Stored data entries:
--------------------------------------------------
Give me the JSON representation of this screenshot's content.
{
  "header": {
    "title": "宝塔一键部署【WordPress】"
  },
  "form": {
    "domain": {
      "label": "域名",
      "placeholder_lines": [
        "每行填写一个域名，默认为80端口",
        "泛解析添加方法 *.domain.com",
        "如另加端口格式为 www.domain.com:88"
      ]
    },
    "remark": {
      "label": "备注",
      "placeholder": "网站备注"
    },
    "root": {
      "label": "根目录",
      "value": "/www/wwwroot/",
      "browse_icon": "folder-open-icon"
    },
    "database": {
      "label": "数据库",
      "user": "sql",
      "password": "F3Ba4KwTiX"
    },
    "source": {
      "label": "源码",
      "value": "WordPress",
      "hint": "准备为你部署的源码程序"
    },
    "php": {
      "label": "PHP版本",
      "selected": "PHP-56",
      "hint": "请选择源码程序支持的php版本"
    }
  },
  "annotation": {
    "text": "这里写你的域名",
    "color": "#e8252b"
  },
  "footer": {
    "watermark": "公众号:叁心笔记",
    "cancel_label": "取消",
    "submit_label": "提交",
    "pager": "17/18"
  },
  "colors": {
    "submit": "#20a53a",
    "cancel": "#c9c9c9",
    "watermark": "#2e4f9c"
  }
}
--------------------------------------------------
## THE REQUEST
Restate every entry word for word.

## WRITTEN REPLY
Give me the JSON representation of this screenshot's content.
{
  "header": {
    "title": "宝塔一键部署【WordPress】"
  },
  "form": {
    "domain": {
      "label": "域名",
      "placeholder_lines": [
        "每行填写一个域名，默认为80端口",
        "泛解析添加方法 *.domain.com",
        "如另加端口格式为 www.domain.com:88"
      ]
    },
    "remark": {
      "label": "备注",
      "placeholder": "网站备注"
    },
    "root": {
      "label": "根目录",
      "value": "/www/wwwroot/",
      "browse_icon": "folder-open-icon"
    },
    "database": {
      "label": "数据库",
      "user": "sql",
      "password": "F3Ba4KwTiX"
    },
    "source": {
      "label": "源码",
      "value": "WordPress",
      "hint": "准备为你部署的源码程序"
    },
    "php": {
      "label": "PHP版本",
      "selected": "PHP-56",
      "hint": "请选择源码程序支持的php版本"
    }
  },
  "annotation": {
    "text": "这里写你的域名",
    "color": "#e8252b"
  },
  "footer": {
    "watermark": "公众号:叁心笔记",
    "cancel_label": "取消",
    "submit_label": "提交",
    "pager": "17/18"
  },
  "colors": {
    "submit": "#20a53a",
    "cancel": "#c9c9c9",
    "watermark": "#2e4f9c"
  }
}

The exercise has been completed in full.